**Aim of the exercise**
Collect all lines containing the word "park" from the data.

[Dataset items]
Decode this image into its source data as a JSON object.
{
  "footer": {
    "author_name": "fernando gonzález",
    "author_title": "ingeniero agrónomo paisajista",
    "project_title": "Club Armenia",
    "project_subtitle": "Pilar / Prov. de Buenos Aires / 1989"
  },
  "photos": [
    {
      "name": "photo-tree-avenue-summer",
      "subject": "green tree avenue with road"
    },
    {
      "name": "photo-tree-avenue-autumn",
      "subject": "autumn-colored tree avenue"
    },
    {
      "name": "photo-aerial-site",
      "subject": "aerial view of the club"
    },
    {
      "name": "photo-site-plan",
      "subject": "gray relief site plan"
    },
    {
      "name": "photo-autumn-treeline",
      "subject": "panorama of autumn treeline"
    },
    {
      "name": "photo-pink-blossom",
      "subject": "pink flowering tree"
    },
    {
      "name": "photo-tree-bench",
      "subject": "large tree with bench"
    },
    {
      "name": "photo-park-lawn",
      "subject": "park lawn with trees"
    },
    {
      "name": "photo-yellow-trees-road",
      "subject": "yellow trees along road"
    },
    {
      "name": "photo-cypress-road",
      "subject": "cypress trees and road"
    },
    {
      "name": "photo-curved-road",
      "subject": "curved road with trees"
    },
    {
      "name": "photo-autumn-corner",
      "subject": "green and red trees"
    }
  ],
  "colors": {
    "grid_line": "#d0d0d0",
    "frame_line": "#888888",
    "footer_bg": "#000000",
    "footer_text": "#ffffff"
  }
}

**Solution to this task**
      "name": "photo-park-lawn",
      "subject": "park lawn with trees"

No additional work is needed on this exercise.